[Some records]
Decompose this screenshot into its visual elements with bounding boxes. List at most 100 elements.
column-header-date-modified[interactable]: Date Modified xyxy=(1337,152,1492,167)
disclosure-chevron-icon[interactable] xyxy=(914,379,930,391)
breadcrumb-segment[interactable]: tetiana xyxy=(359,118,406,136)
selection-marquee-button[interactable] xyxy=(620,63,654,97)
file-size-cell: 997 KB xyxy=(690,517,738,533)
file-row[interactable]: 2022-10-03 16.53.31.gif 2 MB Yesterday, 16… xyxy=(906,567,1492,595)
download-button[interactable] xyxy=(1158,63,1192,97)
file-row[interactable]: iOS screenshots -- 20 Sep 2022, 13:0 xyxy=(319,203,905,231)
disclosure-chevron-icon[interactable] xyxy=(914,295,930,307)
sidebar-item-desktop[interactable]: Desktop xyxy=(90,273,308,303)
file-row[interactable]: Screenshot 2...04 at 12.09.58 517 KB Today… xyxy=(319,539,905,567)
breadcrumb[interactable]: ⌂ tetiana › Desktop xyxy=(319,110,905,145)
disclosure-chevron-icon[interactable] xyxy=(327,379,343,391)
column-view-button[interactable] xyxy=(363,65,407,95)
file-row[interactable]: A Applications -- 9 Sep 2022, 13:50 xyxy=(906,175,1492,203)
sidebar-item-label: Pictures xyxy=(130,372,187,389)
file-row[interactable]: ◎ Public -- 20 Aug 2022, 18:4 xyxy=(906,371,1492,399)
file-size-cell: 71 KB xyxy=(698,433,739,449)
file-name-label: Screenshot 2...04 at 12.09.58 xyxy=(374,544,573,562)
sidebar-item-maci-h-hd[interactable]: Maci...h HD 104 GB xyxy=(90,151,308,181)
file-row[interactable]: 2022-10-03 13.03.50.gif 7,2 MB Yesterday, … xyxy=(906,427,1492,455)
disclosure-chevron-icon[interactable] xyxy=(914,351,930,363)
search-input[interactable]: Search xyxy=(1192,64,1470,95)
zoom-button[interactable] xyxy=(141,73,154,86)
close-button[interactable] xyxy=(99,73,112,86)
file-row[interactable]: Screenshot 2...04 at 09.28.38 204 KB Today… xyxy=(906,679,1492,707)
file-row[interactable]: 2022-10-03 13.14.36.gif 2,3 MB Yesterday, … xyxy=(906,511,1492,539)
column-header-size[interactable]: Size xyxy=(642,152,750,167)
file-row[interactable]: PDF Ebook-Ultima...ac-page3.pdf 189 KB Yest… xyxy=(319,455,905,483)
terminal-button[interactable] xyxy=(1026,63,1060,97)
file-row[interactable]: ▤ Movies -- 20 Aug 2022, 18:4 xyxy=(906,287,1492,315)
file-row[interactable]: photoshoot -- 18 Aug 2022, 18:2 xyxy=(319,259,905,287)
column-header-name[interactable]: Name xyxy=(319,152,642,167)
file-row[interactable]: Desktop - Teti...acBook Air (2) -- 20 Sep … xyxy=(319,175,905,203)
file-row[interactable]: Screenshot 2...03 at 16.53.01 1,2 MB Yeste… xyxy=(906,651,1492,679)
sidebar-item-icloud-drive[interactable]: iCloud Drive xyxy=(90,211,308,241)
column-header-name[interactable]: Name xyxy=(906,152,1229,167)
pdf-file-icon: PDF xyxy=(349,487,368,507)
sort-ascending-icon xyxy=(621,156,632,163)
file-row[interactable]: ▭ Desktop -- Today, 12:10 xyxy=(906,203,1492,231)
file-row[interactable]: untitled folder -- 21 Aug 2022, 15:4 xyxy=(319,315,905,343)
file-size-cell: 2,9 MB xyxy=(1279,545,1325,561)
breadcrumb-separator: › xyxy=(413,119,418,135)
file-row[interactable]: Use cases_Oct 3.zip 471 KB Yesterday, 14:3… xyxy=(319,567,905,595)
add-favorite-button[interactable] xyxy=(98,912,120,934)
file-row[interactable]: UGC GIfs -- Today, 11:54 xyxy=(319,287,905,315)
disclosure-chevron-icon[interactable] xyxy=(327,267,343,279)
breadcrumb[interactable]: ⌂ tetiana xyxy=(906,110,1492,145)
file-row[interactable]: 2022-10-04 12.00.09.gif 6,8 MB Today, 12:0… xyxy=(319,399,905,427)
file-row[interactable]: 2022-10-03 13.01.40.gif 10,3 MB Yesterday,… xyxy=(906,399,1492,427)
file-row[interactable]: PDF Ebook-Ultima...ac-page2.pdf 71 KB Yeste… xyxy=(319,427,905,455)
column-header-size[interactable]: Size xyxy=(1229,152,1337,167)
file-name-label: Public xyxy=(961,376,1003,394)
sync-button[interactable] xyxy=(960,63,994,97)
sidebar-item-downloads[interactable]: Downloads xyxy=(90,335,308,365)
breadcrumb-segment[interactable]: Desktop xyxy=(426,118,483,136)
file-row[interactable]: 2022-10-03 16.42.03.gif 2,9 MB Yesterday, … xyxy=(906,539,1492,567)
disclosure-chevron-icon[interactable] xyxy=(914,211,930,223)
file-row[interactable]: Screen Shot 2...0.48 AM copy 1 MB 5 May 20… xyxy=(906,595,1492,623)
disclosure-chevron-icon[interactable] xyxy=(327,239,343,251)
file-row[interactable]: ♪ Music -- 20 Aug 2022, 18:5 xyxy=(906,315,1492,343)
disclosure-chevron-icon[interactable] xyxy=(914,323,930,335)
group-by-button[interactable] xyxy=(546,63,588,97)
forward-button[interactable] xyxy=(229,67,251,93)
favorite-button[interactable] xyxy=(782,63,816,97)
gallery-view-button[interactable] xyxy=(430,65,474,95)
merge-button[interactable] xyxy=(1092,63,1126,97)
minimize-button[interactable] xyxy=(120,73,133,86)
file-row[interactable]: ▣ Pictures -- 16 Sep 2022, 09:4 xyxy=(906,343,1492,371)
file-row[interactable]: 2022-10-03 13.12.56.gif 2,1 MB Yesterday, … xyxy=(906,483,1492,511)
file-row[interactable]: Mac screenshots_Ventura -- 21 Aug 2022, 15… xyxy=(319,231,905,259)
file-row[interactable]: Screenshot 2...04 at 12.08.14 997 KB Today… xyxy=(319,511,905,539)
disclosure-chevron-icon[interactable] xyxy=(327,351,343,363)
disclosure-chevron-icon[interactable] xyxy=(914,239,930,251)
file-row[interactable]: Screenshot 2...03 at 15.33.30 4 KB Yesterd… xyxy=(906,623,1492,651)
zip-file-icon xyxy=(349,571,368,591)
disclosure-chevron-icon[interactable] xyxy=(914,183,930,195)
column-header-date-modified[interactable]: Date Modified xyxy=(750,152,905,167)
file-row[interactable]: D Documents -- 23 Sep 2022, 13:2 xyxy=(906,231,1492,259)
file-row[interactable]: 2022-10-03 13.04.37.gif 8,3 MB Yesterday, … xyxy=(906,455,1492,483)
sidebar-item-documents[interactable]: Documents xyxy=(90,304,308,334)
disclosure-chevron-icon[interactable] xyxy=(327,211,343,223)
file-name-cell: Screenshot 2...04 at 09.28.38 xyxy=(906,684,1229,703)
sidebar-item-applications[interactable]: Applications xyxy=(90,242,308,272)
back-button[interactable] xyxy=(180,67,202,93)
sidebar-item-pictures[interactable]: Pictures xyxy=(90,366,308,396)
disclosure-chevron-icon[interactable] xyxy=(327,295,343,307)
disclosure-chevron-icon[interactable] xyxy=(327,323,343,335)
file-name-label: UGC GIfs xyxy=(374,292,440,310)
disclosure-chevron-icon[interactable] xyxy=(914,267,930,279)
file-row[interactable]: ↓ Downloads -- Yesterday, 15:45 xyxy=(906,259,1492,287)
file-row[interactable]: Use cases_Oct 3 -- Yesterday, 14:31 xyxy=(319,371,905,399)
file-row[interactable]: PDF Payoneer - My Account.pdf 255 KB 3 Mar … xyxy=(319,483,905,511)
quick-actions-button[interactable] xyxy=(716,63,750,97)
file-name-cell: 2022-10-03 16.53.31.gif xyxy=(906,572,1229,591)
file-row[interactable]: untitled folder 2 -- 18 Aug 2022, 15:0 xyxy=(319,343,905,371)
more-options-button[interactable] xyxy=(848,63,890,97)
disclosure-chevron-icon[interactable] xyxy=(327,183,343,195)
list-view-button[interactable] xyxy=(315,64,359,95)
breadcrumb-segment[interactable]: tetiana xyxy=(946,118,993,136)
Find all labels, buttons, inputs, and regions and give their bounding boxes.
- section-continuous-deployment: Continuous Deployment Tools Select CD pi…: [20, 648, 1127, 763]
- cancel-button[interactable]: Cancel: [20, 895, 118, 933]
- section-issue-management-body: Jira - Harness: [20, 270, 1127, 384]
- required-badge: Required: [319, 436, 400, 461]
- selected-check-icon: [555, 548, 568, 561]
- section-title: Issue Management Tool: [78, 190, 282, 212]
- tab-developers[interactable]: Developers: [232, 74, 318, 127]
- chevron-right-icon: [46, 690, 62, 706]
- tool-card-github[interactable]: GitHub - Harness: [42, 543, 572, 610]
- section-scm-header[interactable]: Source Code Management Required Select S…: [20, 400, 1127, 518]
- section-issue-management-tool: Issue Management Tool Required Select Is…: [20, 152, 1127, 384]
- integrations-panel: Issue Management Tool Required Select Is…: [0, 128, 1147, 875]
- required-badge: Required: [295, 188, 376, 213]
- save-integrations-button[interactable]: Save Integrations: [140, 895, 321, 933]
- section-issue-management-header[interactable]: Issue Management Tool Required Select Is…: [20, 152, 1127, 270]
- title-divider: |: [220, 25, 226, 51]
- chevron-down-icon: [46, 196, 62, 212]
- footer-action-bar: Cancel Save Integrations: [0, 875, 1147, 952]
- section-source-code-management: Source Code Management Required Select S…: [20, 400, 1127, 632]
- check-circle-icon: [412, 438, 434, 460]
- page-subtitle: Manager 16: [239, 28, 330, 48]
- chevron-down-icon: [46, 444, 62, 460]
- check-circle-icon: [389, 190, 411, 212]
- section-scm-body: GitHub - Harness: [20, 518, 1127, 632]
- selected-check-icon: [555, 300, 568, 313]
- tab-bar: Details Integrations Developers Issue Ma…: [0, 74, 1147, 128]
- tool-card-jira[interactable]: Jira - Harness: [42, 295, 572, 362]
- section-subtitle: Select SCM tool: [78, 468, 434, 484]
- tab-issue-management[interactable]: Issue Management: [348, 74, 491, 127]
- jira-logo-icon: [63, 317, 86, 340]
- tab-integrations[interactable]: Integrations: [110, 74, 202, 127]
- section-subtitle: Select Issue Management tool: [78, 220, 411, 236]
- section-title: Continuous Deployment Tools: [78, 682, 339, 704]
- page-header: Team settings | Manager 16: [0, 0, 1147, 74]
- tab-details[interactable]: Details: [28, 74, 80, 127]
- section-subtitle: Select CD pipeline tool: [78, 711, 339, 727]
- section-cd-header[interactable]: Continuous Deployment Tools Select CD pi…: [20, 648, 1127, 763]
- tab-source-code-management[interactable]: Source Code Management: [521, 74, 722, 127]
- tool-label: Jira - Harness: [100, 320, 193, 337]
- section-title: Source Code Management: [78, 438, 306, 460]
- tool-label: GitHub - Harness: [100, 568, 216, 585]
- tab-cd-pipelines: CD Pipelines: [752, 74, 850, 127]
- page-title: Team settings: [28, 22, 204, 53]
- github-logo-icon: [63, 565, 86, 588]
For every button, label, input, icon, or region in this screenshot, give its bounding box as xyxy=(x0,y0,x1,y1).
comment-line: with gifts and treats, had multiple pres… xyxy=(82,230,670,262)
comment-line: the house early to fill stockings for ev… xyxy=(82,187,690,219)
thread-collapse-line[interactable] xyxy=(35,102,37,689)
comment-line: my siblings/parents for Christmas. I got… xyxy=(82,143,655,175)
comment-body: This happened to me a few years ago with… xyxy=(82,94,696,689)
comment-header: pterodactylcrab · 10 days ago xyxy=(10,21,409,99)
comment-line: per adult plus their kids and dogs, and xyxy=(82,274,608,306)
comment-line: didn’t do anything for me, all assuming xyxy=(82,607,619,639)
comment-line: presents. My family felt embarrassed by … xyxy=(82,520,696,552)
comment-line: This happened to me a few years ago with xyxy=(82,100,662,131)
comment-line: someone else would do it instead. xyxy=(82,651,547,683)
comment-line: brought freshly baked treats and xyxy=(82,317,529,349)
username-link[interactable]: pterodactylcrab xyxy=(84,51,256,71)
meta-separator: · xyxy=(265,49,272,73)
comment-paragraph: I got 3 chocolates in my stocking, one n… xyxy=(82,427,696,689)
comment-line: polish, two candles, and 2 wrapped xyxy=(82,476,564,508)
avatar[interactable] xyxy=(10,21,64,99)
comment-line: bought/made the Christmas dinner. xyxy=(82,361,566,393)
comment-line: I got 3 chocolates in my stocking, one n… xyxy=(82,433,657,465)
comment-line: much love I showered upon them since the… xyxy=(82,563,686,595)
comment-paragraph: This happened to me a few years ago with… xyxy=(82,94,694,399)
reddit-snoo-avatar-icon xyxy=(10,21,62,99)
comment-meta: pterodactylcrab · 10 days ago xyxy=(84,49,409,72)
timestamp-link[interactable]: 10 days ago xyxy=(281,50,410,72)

### TASK TO CARRY OUT
Write out the lines from the start of the records through the line containing "file-size-cell: 71 KB xyxy=(698,433,739,449)", with both ends included, and reproduce them exactly.

### WRITTEN RESPONSE
Decompose this screenshot into its visual elements with bounding boxes. List at most 100 elements.
column-header-date-modified[interactable]: Date Modified xyxy=(1337,152,1492,167)
disclosure-chevron-icon[interactable] xyxy=(914,379,930,391)
breadcrumb-segment[interactable]: tetiana xyxy=(359,118,406,136)
selection-marquee-button[interactable] xyxy=(620,63,654,97)
file-size-cell: 997 KB xyxy=(690,517,738,533)
file-row[interactable]: 2022-10-03 16.53.31.gif 2 MB Yesterday, 16… xyxy=(906,567,1492,595)
download-button[interactable] xyxy=(1158,63,1192,97)
file-row[interactable]: iOS screenshots -- 20 Sep 2022, 13:0 xyxy=(319,203,905,231)
disclosure-chevron-icon[interactable] xyxy=(914,295,930,307)
sidebar-item-desktop[interactable]: Desktop xyxy=(90,273,308,303)
file-row[interactable]: Screenshot 2...04 at 12.09.58 517 KB Today… xyxy=(319,539,905,567)
breadcrumb[interactable]: ⌂ tetiana › Desktop xyxy=(319,110,905,145)
disclosure-chevron-icon[interactable] xyxy=(327,379,343,391)
column-view-button[interactable] xyxy=(363,65,407,95)
file-row[interactable]: A Applications -- 9 Sep 2022, 13:50 xyxy=(906,175,1492,203)
sidebar-item-label: Pictures xyxy=(130,372,187,389)
file-row[interactable]: ◎ Public -- 20 Aug 2022, 18:4 xyxy=(906,371,1492,399)
file-size-cell: 71 KB xyxy=(698,433,739,449)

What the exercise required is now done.